Page extract:
For tech-savvy candidate and mother-of-three Permaswani Wardari, social media allows her to surmount that practical problem at least.

"I do go out into the community," she says. "After I go home I take care of my kids, then start to make videos and comics. I share them through social media and WhatsApp groups. So the technology helps us women to make time for both campaigning and taking care of our children.

Other cultural barriers may be harder to overcome. Within Indonesia's traditionally patriarchal society, the Marriage Law dating back to 1974 still stipulates women's primary role is as wife and homemaker.

Veteran activist Nursyahbani Katjasungkana – a one-time MP with the Islam-based People's Awakening Party notes, with regret, what she calls growing fundamentalism over the years.

"I was lucky to be an MP in that period [the early 2000s]," says the 64-year-old. "A climate of democratisation was still there. I managed to speak freely".

"Now on TV, even the women preachers tell the audience that the primary duty of women is to be a wife and homemaker. That is not encouraging at all".

Islam is the most common religion in Indonesia, adhered to by more than 87 per cent of the country's 264 million people. But some analysts say it's a mistake to blame the religion for the challenges female candidates face.

"Certainly there are conservative clerics whose views on the role of women, and the influence those views have, do make it difficult for women candidates in some places, says Dr Hillman.

"It's also true that Islam and Sharia-inspired by-laws, that discriminate against women – including regulating their appearance and conduct, and in some cases restrict their travel and movement – those laws certainly restrain and impede women running for office."

What you should do:
Answer from the text on women candidates in Indonesia:
(a) What year does the Marriage Law date back to?
(b) How old is Nursyahbani Katjasungkana?
(c) What share of Indonesia's people adhere to Islam?

Extracted entries:
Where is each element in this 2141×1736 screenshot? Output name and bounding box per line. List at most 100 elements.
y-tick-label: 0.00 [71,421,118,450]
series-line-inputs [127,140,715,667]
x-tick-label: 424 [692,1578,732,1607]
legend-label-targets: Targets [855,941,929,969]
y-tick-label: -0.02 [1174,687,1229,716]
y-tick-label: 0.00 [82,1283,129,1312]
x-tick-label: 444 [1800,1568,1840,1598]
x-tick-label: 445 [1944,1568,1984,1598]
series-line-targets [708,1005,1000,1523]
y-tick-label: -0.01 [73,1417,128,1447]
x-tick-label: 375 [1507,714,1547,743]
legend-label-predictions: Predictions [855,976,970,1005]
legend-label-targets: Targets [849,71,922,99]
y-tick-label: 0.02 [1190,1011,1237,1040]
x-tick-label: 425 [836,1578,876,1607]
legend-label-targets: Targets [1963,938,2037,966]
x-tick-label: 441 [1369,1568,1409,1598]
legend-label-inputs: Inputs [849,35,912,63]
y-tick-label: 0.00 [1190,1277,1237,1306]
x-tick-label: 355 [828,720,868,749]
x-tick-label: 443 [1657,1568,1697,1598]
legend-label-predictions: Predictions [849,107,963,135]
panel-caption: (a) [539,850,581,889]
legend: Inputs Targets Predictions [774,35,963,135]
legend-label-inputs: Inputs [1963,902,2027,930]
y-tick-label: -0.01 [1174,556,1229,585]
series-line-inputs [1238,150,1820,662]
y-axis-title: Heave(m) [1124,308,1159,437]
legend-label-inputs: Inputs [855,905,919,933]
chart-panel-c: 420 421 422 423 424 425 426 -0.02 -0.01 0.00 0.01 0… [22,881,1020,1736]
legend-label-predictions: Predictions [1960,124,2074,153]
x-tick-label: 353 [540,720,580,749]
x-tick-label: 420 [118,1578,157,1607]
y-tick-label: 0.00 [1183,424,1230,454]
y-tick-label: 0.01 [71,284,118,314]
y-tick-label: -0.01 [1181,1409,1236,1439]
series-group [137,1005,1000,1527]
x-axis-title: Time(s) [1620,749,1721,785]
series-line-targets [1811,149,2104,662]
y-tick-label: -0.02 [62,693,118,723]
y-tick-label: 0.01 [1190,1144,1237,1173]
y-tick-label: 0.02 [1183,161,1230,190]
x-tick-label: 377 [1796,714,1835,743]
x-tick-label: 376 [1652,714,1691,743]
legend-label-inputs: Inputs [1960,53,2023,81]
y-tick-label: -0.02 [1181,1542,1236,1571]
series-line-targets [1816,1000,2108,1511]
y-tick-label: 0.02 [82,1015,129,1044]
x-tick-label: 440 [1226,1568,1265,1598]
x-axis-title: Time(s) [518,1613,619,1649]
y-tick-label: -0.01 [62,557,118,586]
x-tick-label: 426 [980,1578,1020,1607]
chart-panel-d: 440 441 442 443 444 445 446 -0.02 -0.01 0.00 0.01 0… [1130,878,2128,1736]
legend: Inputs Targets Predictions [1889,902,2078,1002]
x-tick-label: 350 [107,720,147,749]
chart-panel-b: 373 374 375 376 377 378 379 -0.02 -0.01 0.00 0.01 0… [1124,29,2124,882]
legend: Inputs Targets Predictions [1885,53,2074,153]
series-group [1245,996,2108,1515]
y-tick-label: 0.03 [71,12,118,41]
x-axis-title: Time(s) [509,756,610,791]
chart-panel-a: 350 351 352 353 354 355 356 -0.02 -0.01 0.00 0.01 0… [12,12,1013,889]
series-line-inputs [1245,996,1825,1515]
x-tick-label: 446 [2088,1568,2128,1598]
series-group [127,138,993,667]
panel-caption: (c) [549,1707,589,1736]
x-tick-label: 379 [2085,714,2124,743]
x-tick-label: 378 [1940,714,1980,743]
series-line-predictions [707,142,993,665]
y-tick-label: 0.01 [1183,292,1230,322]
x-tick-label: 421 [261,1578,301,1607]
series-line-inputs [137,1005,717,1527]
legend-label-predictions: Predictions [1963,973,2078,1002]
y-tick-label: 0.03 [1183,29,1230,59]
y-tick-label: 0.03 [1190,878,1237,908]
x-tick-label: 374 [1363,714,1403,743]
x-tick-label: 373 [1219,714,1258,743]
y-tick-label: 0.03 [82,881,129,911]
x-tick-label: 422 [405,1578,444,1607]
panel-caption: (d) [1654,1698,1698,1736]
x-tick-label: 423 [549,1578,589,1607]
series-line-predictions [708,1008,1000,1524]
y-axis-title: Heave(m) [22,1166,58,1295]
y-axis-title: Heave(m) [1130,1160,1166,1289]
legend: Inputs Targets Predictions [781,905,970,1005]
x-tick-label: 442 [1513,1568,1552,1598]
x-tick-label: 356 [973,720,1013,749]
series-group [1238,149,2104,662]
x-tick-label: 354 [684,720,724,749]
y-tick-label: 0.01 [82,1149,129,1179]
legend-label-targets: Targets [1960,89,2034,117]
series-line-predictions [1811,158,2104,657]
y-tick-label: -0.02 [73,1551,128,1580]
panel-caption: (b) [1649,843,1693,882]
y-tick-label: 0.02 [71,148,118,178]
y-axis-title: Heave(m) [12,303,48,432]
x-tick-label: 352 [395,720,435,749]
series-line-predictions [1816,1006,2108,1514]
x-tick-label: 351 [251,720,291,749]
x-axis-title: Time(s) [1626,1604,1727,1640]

Response to this exercise:
(a) 1974
(b) 64
(c) More than 87 per cent